- [INSTRUCTIONS FOR THE TASK] Report every line in the listing that contains the string "可知为一般过".
───── INPUT MATERIAL ─────
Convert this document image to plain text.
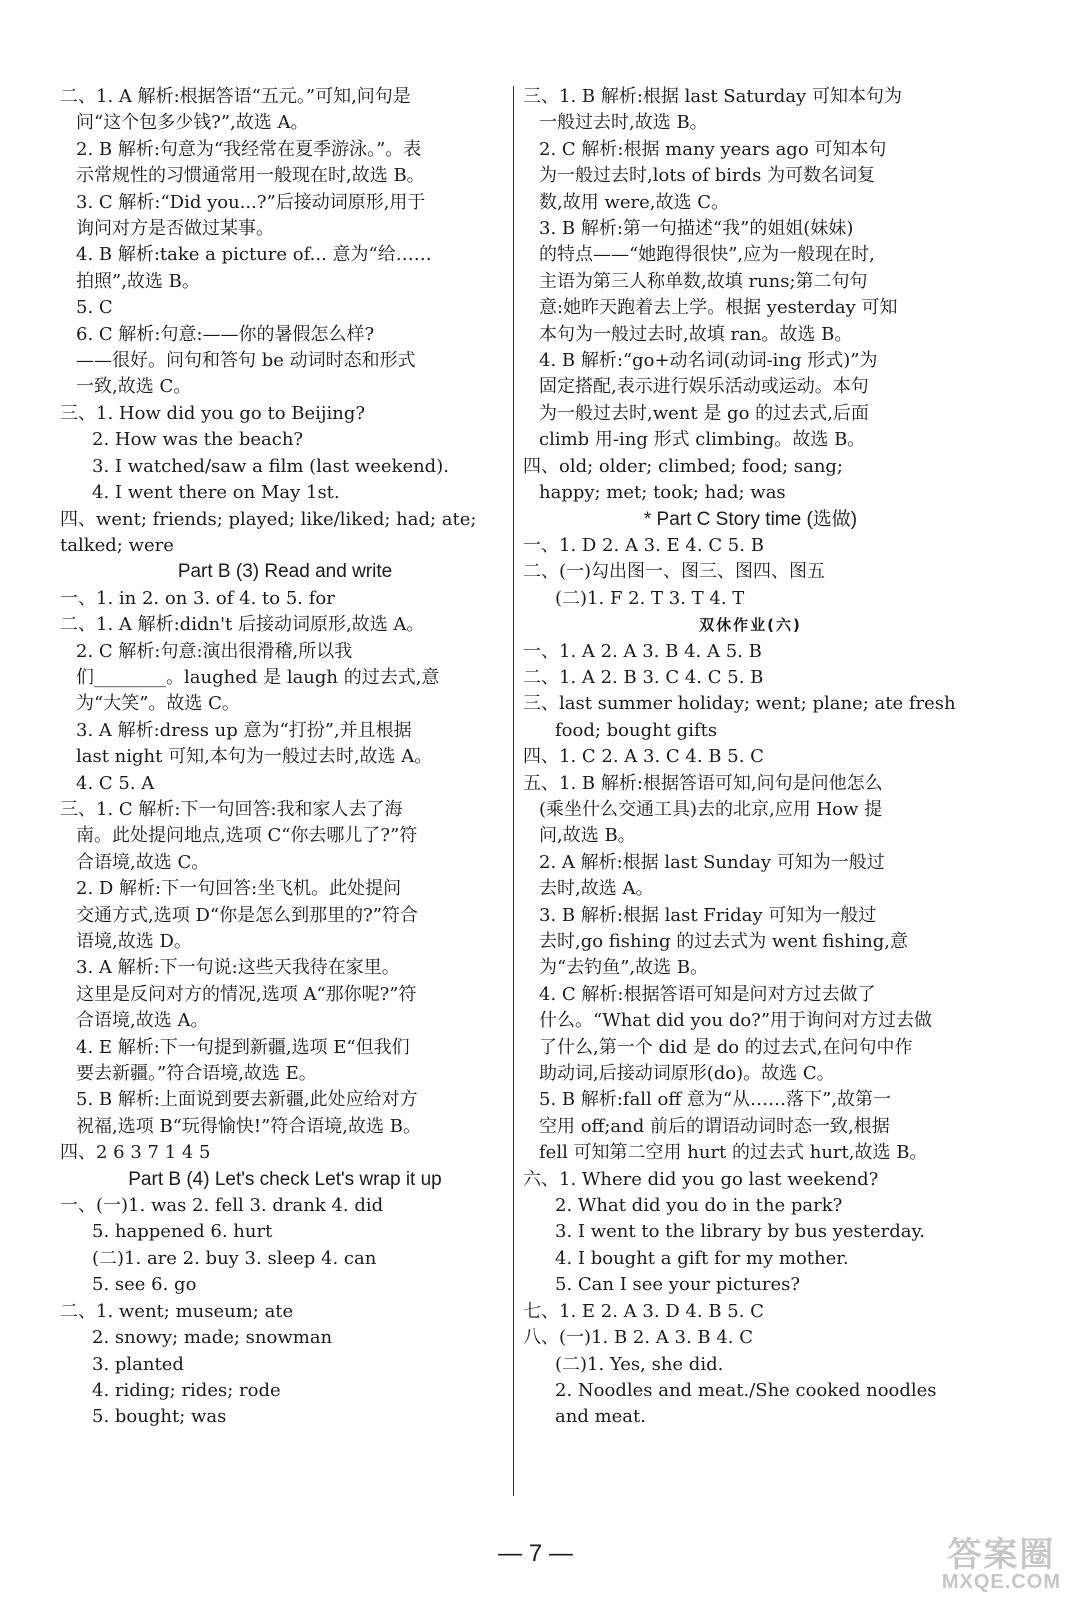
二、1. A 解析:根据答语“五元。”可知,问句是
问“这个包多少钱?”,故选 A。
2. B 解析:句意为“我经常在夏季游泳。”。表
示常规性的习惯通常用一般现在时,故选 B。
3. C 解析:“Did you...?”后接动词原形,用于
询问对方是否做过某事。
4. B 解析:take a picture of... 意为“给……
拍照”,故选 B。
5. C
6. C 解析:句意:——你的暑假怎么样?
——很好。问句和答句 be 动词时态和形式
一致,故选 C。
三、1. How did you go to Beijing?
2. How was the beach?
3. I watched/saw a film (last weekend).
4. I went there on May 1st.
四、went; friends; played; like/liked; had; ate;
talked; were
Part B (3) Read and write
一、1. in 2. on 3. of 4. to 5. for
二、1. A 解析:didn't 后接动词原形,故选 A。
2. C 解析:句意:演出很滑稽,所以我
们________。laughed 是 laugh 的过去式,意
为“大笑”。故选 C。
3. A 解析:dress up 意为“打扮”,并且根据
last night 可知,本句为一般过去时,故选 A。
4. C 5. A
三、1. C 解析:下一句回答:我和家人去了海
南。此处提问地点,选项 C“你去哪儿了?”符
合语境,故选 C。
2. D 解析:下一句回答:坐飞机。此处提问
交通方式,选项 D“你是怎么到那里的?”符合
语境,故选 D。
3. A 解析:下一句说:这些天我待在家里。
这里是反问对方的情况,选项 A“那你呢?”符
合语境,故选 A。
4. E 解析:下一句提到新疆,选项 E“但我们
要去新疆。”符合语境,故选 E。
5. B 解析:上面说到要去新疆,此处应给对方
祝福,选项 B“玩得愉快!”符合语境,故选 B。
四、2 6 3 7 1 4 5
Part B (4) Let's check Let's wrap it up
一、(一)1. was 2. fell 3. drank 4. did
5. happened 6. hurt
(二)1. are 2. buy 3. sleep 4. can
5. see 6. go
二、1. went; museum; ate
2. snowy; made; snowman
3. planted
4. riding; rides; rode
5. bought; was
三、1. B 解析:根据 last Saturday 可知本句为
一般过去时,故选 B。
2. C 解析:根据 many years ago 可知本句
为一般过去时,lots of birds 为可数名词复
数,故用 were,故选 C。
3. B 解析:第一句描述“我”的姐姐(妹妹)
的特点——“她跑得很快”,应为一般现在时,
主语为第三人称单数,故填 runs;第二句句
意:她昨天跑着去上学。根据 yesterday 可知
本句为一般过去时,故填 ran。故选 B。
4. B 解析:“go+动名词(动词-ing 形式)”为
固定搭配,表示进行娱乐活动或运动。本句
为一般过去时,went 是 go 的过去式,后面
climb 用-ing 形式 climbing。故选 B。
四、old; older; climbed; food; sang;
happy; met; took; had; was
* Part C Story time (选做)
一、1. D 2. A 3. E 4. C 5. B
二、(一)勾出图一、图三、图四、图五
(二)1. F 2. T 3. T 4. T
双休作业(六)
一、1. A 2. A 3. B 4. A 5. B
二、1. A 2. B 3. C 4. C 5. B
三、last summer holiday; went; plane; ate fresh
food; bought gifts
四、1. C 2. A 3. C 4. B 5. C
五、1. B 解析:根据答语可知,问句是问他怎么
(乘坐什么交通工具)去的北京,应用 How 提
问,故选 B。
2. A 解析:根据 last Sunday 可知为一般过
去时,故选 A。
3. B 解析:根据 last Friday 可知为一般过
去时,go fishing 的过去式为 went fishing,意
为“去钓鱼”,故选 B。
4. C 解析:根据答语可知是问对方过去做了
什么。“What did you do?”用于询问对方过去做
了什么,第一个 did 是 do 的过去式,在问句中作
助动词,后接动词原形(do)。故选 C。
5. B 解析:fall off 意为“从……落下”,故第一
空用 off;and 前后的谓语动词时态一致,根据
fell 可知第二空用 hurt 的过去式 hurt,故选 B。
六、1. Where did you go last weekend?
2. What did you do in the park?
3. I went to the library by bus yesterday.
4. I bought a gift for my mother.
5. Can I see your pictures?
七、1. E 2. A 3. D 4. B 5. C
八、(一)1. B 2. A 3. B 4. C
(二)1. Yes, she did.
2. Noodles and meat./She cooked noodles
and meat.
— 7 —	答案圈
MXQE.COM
─────
- [WORKED ANSWER]
2. A 解析:根据 last Sunday 可知为一般过
3. B 解析:根据 last Friday 可知为一般过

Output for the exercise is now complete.